• Data entries:
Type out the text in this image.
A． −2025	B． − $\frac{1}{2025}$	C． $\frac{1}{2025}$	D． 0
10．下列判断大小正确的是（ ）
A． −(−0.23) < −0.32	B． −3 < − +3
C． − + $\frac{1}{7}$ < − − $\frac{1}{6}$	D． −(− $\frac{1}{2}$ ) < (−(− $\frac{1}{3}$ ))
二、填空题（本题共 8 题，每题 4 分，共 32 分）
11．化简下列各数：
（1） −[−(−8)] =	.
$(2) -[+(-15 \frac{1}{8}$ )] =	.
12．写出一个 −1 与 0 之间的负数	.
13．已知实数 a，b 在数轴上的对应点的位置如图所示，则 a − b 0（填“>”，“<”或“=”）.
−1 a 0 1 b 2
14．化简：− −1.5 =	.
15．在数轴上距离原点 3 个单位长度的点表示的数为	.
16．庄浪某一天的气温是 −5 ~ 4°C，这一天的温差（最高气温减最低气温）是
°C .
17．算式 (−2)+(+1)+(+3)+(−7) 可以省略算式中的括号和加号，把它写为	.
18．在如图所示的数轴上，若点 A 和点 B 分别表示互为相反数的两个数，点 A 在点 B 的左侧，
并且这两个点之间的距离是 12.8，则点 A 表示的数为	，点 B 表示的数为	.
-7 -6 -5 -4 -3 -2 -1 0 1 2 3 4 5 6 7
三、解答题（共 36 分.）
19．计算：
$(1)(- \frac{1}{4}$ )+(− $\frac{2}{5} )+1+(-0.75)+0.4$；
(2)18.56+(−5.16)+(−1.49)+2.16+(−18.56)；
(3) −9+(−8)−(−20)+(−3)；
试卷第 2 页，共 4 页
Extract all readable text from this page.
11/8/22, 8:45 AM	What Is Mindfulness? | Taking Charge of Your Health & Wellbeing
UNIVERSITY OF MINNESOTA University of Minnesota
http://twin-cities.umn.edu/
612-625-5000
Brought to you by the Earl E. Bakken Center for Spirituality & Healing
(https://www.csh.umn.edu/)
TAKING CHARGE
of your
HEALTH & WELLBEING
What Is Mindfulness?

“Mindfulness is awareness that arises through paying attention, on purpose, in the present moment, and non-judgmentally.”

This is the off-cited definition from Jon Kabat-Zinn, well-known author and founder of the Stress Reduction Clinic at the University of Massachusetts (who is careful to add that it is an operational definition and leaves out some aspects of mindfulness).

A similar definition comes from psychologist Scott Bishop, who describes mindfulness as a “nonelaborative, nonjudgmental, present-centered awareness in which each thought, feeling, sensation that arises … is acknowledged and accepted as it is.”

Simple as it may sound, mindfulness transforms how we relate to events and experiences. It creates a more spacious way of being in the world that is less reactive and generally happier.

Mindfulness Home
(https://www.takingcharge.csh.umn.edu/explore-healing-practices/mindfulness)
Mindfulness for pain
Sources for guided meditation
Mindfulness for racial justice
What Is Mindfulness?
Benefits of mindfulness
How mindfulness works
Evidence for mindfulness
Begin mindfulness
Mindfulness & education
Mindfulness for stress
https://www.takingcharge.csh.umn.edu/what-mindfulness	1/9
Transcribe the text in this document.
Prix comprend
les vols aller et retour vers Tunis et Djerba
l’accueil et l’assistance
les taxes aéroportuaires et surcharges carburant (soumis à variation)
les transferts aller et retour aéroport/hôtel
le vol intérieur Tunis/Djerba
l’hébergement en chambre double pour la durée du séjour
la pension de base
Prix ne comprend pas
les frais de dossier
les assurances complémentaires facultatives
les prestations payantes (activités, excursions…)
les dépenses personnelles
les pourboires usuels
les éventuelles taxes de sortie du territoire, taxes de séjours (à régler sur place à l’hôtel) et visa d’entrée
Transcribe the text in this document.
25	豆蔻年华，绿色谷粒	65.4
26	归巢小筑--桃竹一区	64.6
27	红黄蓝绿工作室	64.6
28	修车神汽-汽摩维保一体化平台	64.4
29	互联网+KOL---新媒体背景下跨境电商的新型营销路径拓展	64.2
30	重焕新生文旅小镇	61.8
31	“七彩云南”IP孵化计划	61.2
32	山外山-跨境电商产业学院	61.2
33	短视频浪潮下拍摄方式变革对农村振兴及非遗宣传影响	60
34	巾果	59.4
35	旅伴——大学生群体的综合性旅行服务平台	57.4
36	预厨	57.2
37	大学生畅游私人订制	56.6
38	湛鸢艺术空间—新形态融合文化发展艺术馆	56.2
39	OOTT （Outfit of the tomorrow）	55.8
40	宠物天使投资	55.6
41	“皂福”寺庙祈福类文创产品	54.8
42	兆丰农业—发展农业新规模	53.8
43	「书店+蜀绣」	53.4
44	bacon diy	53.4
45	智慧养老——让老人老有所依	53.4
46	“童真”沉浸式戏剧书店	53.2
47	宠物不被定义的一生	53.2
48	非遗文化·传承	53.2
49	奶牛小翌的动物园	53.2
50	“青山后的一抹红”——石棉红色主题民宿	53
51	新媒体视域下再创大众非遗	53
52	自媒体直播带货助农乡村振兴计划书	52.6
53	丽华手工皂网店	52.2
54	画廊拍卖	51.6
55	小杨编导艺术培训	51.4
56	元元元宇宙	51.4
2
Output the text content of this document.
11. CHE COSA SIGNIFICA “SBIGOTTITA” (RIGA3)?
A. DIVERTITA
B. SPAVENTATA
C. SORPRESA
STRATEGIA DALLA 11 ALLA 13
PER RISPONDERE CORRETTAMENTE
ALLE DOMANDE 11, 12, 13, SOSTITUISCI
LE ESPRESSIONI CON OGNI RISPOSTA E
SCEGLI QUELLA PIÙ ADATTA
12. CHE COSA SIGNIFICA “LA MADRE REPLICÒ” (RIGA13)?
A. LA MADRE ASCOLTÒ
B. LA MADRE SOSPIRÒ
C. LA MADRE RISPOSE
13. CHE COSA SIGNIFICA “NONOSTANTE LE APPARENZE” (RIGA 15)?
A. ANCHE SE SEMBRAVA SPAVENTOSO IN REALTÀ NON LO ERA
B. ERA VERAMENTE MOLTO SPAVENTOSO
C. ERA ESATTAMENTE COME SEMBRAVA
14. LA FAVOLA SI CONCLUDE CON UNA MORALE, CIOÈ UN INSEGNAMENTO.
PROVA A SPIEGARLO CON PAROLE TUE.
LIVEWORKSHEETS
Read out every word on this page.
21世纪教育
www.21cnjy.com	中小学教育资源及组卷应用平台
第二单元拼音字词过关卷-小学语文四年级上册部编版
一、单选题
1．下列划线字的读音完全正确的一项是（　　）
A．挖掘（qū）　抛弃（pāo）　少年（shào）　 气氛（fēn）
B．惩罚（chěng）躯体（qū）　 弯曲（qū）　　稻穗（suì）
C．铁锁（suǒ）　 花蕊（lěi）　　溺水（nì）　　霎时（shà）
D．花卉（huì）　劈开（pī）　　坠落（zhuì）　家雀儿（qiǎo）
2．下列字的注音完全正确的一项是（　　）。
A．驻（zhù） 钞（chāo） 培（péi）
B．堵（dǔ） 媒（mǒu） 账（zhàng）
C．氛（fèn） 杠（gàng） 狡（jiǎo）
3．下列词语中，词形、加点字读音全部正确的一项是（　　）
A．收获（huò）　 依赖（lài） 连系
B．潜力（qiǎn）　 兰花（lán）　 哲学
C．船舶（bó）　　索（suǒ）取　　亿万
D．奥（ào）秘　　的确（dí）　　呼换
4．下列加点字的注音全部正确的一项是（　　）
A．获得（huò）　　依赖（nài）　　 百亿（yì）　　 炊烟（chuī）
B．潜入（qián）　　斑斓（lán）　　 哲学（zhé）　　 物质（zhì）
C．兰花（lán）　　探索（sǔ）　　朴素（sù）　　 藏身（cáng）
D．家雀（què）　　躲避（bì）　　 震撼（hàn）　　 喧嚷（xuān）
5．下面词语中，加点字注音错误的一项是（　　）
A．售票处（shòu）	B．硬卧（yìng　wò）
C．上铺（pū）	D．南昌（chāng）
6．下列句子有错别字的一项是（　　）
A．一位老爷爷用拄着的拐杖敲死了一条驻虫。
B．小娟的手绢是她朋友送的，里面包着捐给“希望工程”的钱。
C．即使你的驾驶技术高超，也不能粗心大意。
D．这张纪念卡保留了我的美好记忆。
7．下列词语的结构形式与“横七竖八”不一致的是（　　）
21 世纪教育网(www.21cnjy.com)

• TASK DIRECTIONS: Write out every line from the entries where "aller" appears.

• FINISHED EXERCISE:
les vols aller et retour vers Tunis et Djerba
les transferts aller et retour aéroport/hôtel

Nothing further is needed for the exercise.